TASK OBJECTIVE:
Copy each line of the listing below exactly.

EXTRACTED ENTRIES:
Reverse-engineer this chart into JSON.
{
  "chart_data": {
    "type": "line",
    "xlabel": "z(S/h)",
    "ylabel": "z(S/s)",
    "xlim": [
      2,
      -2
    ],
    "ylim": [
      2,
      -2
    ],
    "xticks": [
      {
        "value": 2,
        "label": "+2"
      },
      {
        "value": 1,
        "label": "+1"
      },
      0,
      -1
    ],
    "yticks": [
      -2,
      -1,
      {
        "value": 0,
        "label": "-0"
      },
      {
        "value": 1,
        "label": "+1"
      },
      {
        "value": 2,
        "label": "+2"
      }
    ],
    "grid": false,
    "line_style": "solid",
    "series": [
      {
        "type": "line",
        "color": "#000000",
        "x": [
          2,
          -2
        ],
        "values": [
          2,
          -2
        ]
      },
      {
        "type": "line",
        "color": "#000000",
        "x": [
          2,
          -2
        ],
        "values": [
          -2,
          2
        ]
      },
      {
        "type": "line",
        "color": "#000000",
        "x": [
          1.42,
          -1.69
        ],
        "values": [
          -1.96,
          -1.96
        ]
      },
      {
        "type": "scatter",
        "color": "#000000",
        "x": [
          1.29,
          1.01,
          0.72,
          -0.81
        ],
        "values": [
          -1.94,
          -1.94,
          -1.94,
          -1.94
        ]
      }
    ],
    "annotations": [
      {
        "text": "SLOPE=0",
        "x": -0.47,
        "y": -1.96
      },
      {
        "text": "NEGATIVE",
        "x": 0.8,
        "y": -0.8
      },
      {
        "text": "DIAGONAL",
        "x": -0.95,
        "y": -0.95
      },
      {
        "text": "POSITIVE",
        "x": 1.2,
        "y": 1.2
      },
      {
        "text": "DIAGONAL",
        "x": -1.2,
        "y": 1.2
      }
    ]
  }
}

WRITTEN SOLUTION:
Reverse-engineer this chart into JSON.
{
  "chart_data": {
    "type": "line",
    "xlabel": "z(S/h)",
    "ylabel": "z(S/s)",
    "xlim": [
      2,
      -2
    ],
    "ylim": [
      2,
      -2
    ],
    "xticks": [
      {
        "value": 2,
        "label": "+2"
      },
      {
        "value": 1,
        "label": "+1"
      },
      0,
      -1
    ],
    "yticks": [
      -2,
      -1,
      {
        "value": 0,
        "label": "-0"
      },
      {
        "value": 1,
        "label": "+1"
      },
      {
        "value": 2,
        "label": "+2"
      }
    ],
    "grid": false,
    "line_style": "solid",
    "series": [
      {
        "type": "line",
        "color": "#000000",
        "x": [
          2,
          -2
        ],
        "values": [
          2,
          -2
        ]
      },
      {
        "type": "line",
        "color": "#000000",
        "x": [
          2,
          -2
        ],
        "values": [
          -2,
          2
        ]
      },
      {
        "type": "line",
        "color": "#000000",
        "x": [
          1.42,
          -1.69
        ],
        "values": [
          -1.96,
          -1.96
        ]
      },
      {
        "type": "scatter",
        "color": "#000000",
        "x": [
          1.29,
          1.01,
          0.72,
          -0.81
        ],
        "values": [
          -1.94,
          -1.94,
          -1.94,
          -1.94
        ]
      }
    ],
    "annotations": [
      {
        "text": "SLOPE=0",
        "x": -0.47,
        "y": -1.96
      },
      {
        "text": "NEGATIVE",
        "x": 0.8,
        "y": -0.8
      },
      {
        "text": "DIAGONAL",
        "x": -0.95,
        "y": -0.95
      },
      {
        "text": "POSITIVE",
        "x": 1.2,
        "y": 1.2
      },
      {
        "text": "DIAGONAL",
        "x": -1.2,
        "y": 1.2
      }
    ]
  }
}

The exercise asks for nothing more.